[Start]

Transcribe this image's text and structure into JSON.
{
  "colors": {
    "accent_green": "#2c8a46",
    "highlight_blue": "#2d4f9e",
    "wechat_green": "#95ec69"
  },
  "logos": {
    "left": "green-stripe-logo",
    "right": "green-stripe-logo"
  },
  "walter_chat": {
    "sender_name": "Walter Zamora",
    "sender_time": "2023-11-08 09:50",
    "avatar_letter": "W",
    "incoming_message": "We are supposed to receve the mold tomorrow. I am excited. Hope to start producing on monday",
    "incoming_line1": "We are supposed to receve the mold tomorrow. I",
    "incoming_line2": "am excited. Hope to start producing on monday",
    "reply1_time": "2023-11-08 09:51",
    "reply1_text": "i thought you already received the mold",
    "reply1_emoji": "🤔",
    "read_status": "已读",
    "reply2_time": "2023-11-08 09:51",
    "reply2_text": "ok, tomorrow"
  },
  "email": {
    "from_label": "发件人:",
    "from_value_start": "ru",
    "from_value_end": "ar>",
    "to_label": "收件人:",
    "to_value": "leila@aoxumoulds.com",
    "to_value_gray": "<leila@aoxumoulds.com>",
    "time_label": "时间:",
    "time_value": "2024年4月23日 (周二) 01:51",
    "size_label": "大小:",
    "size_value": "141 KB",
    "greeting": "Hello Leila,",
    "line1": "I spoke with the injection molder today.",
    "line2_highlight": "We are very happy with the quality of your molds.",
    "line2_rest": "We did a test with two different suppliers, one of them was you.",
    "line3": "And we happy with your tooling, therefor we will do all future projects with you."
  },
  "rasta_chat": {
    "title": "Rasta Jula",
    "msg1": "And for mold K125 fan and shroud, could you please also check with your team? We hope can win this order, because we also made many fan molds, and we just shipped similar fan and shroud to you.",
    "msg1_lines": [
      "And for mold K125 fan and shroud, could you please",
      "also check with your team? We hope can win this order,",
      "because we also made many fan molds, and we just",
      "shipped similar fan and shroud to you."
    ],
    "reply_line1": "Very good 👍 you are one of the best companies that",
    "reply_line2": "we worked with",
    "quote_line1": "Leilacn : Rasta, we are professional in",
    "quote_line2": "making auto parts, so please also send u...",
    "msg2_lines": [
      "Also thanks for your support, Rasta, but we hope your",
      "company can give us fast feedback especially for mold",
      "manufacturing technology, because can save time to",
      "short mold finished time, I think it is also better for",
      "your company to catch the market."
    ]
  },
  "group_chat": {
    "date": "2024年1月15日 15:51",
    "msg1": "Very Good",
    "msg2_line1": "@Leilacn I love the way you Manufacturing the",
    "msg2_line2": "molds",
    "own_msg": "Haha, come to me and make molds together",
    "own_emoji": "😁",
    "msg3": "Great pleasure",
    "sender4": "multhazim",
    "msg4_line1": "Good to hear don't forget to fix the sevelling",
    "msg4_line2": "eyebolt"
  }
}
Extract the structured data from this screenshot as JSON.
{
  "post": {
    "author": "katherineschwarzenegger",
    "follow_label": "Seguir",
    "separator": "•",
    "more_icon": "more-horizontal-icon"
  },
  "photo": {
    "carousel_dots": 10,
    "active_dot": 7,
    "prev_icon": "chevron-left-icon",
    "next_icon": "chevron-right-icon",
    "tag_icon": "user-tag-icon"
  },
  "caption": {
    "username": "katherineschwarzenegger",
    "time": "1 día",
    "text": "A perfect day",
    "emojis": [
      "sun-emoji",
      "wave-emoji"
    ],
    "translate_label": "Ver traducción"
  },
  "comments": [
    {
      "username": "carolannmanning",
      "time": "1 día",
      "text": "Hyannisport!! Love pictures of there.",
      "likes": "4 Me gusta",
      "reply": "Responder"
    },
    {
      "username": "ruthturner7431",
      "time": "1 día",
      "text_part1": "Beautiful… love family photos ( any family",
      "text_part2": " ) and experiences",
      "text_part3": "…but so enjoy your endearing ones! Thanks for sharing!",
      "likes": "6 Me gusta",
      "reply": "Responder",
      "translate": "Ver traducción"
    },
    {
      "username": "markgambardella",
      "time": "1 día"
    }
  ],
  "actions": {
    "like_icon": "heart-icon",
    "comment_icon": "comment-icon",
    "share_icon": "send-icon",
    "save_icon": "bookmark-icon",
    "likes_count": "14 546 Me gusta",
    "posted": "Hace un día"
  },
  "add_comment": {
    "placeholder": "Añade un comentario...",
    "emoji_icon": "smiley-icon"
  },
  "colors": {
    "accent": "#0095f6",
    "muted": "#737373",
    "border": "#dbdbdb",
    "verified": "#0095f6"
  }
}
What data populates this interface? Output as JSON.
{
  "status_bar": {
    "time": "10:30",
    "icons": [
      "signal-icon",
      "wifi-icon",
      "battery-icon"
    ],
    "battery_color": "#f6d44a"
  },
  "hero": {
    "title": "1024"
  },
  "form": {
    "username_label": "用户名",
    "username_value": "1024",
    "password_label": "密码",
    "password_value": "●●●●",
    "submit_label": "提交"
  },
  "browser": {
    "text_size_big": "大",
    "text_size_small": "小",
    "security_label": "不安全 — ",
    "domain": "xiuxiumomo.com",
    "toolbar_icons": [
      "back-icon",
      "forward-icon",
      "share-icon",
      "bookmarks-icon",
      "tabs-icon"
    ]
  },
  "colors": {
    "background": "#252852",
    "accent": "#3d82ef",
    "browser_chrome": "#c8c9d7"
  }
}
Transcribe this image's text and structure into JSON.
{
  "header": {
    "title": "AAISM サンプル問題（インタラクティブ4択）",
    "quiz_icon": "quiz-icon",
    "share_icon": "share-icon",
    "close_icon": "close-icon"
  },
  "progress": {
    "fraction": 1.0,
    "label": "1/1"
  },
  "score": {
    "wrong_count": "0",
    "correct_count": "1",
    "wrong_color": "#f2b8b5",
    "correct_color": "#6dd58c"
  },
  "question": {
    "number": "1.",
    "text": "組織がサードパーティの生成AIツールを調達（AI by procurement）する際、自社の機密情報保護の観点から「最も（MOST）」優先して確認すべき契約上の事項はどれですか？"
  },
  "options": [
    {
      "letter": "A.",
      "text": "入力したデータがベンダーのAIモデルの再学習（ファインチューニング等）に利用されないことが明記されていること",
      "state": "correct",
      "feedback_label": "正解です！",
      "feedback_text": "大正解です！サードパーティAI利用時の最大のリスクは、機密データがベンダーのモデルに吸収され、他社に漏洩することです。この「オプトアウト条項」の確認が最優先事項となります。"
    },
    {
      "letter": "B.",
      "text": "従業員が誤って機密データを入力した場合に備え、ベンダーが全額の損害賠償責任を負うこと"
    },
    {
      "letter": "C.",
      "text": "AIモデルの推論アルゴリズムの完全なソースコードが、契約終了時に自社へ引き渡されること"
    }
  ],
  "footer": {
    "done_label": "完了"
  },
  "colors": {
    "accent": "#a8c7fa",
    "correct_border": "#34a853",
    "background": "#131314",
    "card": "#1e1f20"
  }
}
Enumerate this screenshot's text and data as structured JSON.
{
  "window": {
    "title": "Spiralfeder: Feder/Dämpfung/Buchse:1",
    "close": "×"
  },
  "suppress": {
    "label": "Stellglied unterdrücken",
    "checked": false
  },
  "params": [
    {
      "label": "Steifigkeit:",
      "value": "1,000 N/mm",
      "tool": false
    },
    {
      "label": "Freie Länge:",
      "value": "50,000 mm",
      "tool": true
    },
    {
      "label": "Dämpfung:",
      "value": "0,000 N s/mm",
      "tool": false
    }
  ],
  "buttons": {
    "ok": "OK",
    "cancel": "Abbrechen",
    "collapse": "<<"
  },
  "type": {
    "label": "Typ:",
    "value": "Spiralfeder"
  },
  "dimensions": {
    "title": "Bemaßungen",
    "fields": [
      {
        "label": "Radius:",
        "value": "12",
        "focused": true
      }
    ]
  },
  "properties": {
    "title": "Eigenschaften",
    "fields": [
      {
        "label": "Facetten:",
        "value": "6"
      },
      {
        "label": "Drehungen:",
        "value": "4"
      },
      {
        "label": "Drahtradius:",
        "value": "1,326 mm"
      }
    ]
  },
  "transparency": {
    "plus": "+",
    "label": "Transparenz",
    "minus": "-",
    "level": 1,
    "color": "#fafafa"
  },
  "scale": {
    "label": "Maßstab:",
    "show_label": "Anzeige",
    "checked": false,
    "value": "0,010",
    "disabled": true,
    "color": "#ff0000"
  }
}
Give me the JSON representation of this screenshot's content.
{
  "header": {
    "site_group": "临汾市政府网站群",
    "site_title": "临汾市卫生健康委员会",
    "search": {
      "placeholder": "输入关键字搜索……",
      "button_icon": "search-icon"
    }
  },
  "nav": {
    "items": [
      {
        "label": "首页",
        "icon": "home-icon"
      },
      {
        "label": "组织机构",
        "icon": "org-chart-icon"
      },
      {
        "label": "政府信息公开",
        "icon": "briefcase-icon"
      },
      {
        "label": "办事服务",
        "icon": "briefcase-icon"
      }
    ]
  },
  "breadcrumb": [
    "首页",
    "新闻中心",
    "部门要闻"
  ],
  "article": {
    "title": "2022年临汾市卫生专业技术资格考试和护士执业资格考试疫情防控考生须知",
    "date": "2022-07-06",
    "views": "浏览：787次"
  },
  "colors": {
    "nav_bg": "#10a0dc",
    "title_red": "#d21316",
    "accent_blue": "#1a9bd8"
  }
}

[End]

GIVEN EXERCISE:
Gather from the data above every line with the string "structured".

WRITTEN SOLUTION:
Extract the structured data from this screenshot as JSON.
Enumerate this screenshot's text and data as structured JSON.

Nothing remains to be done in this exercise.